- PROBLEM TO WORK ON -
Please write every line of the items below as a JSON list of strings, one string per line, leaving out blank lines.

----------

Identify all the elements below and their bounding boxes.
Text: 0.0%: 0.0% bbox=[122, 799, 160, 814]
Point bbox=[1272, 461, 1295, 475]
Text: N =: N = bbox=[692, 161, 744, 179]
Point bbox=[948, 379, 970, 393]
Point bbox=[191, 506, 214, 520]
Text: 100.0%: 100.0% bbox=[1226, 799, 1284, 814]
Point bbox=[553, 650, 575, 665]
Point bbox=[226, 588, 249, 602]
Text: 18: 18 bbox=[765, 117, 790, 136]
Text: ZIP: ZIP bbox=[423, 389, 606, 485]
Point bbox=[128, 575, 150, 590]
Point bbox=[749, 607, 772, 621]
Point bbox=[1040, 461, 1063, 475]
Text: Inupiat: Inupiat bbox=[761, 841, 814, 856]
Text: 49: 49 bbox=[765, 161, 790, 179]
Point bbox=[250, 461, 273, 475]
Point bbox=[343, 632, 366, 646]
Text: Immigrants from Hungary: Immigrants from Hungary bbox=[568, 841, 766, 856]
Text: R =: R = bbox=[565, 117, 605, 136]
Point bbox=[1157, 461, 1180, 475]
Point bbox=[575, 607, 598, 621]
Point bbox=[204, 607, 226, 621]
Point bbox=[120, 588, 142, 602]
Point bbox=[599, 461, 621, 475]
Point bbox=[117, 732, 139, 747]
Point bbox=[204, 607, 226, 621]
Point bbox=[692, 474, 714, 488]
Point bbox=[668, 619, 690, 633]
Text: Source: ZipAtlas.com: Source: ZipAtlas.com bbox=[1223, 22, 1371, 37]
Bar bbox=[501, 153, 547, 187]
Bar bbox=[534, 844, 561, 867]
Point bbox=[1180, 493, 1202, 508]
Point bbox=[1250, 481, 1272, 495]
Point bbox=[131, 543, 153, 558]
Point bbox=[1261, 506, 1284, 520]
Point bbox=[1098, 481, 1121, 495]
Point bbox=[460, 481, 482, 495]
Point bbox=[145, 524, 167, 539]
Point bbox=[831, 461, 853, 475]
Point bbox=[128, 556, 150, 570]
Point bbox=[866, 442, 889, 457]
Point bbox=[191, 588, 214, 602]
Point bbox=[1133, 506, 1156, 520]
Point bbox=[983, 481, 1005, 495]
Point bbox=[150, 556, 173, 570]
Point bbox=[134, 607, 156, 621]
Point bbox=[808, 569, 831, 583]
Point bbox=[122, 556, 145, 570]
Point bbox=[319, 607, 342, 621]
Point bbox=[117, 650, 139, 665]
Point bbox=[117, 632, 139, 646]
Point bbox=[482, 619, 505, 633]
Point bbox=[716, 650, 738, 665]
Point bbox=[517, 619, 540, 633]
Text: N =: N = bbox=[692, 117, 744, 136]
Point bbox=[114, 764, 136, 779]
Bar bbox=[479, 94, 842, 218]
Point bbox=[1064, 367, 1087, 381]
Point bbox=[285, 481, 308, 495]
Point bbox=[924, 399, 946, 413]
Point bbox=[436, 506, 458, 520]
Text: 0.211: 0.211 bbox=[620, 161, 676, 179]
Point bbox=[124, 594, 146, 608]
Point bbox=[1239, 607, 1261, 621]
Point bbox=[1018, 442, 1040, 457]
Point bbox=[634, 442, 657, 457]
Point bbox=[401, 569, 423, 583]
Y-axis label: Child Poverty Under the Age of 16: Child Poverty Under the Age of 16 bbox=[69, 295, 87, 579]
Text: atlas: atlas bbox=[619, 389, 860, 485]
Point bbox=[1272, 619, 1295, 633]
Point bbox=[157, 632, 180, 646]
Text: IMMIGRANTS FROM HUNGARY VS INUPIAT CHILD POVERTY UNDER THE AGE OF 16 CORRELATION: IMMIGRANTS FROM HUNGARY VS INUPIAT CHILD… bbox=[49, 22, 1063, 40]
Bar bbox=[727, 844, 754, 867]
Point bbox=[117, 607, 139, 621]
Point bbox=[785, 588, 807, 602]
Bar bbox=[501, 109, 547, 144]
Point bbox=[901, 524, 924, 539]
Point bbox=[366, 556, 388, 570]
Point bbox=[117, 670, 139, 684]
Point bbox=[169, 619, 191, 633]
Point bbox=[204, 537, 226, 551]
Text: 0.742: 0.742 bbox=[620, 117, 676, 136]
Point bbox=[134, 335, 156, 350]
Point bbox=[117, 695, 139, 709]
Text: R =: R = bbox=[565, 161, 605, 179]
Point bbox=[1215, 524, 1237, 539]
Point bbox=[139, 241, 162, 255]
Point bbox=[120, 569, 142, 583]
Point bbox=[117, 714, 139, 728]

----------

- SOLUTION TO THIS TASK -
[
  "Identify all the elements below and their bounding boxes.",
  "Text: 0.0%: 0.0% bbox=[122, 799, 160, 814]",
  "Point bbox=[1272, 461, 1295, 475]",
  "Text: N =: N = bbox=[692, 161, 744, 179]",
  "Point bbox=[948, 379, 970, 393]",
  "Point bbox=[191, 506, 214, 520]",
  "Text: 100.0%: 100.0% bbox=[1226, 799, 1284, 814]",
  "Point bbox=[553, 650, 575, 665]",
  "Point bbox=[226, 588, 249, 602]",
  "Text: 18: 18 bbox=[765, 117, 790, 136]",
  "Text: ZIP: ZIP bbox=[423, 389, 606, 485]",
  "Point bbox=[128, 575, 150, 590]",
  "Point bbox=[749, 607, 772, 621]",
  "Point bbox=[1040, 461, 1063, 475]",
  "Text: Inupiat: Inupiat bbox=[761, 841, 814, 856]",
  "Text: 49: 49 bbox=[765, 161, 790, 179]",
  "Point bbox=[250, 461, 273, 475]",
  "Point bbox=[343, 632, 366, 646]",
  "Text: Immigrants from Hungary: Immigrants from Hungary bbox=[568, 841, 766, 856]",
  "Text: R =: R = bbox=[565, 117, 605, 136]",
  "Point bbox=[1157, 461, 1180, 475]",
  "Point bbox=[575, 607, 598, 621]",
  "Point bbox=[204, 607, 226, 621]",
  "Point bbox=[120, 588, 142, 602]",
  "Point bbox=[599, 461, 621, 475]",
  "Point bbox=[117, 732, 139, 747]",
  "Point bbox=[204, 607, 226, 621]",
  "Point bbox=[692, 474, 714, 488]",
  "Point bbox=[668, 619, 690, 633]",
  "Text: Source: ZipAtlas.com: Source: ZipAtlas.com bbox=[1223, 22, 1371, 37]",
  "Bar bbox=[501, 153, 547, 187]",
  "Bar bbox=[534, 844, 561, 867]",
  "Point bbox=[1180, 493, 1202, 508]",
  "Point bbox=[1250, 481, 1272, 495]",
  "Point bbox=[131, 543, 153, 558]",
  "Point bbox=[1261, 506, 1284, 520]",
  "Point bbox=[1098, 481, 1121, 495]",
  "Point bbox=[460, 481, 482, 495]",
  "Point bbox=[145, 524, 167, 539]",
  "Point bbox=[831, 461, 853, 475]",
  "Point bbox=[128, 556, 150, 570]",
  "Point bbox=[866, 442, 889, 457]",
  "Point bbox=[191, 588, 214, 602]",
  "Point bbox=[1133, 506, 1156, 520]",
  "Point bbox=[983, 481, 1005, 495]",
  "Point bbox=[150, 556, 173, 570]",
  "Point bbox=[134, 607, 156, 621]",
  "Point bbox=[808, 569, 831, 583]",
  "Point bbox=[122, 556, 145, 570]",
  "Point bbox=[319, 607, 342, 621]",
  "Point bbox=[117, 650, 139, 665]",
  "Point bbox=[117, 632, 139, 646]",
  "Point bbox=[482, 619, 505, 633]",
  "Point bbox=[716, 650, 738, 665]",
  "Point bbox=[517, 619, 540, 633]",
  "Text: N =: N = bbox=[692, 117, 744, 136]",
  "Point bbox=[114, 764, 136, 779]",
  "Bar bbox=[479, 94, 842, 218]",
  "Point bbox=[1064, 367, 1087, 381]",
  "Point bbox=[285, 481, 308, 495]",
  "Point bbox=[924, 399, 946, 413]",
  "Point bbox=[436, 506, 458, 520]",
  "Text: 0.211: 0.211 bbox=[620, 161, 676, 179]",
  "Point bbox=[124, 594, 146, 608]",
  "Point bbox=[1239, 607, 1261, 621]",
  "Point bbox=[1018, 442, 1040, 457]",
  "Point bbox=[634, 442, 657, 457]",
  "Point bbox=[401, 569, 423, 583]",
  "Y-axis label: Child Poverty Under the Age of 16: Child Poverty Under the Age of 16 bbox=[69, 295, 87, 579]",
  "Text: atlas: atlas bbox=[619, 389, 860, 485]",
  "Point bbox=[1272, 619, 1295, 633]",
  "Point bbox=[157, 632, 180, 646]",
  "Text: IMMIGRANTS FROM HUNGARY VS INUPIAT CHILD POVERTY UNDER THE AGE OF 16 CORRELATION: IMMIGRANTS FROM HUNGARY VS INUPIAT CHILD… bbox=[49, 22, 1063, 40]",
  "Bar bbox=[727, 844, 754, 867]",
  "Point bbox=[117, 607, 139, 621]",
  "Point bbox=[785, 588, 807, 602]",
  "Bar bbox=[501, 109, 547, 144]",
  "Point bbox=[901, 524, 924, 539]",
  "Point bbox=[366, 556, 388, 570]",
  "Point bbox=[117, 670, 139, 684]",
  "Point bbox=[169, 619, 191, 633]",
  "Point bbox=[204, 537, 226, 551]",
  "Text: 0.742: 0.742 bbox=[620, 117, 676, 136]",
  "Point bbox=[134, 335, 156, 350]",
  "Point bbox=[117, 695, 139, 709]",
  "Text: R =: R = bbox=[565, 161, 605, 179]",
  "Point bbox=[1215, 524, 1237, 539]",
  "Point bbox=[139, 241, 162, 255]",
  "Point bbox=[120, 569, 142, 583]",
  "Point bbox=[117, 714, 139, 728]"
]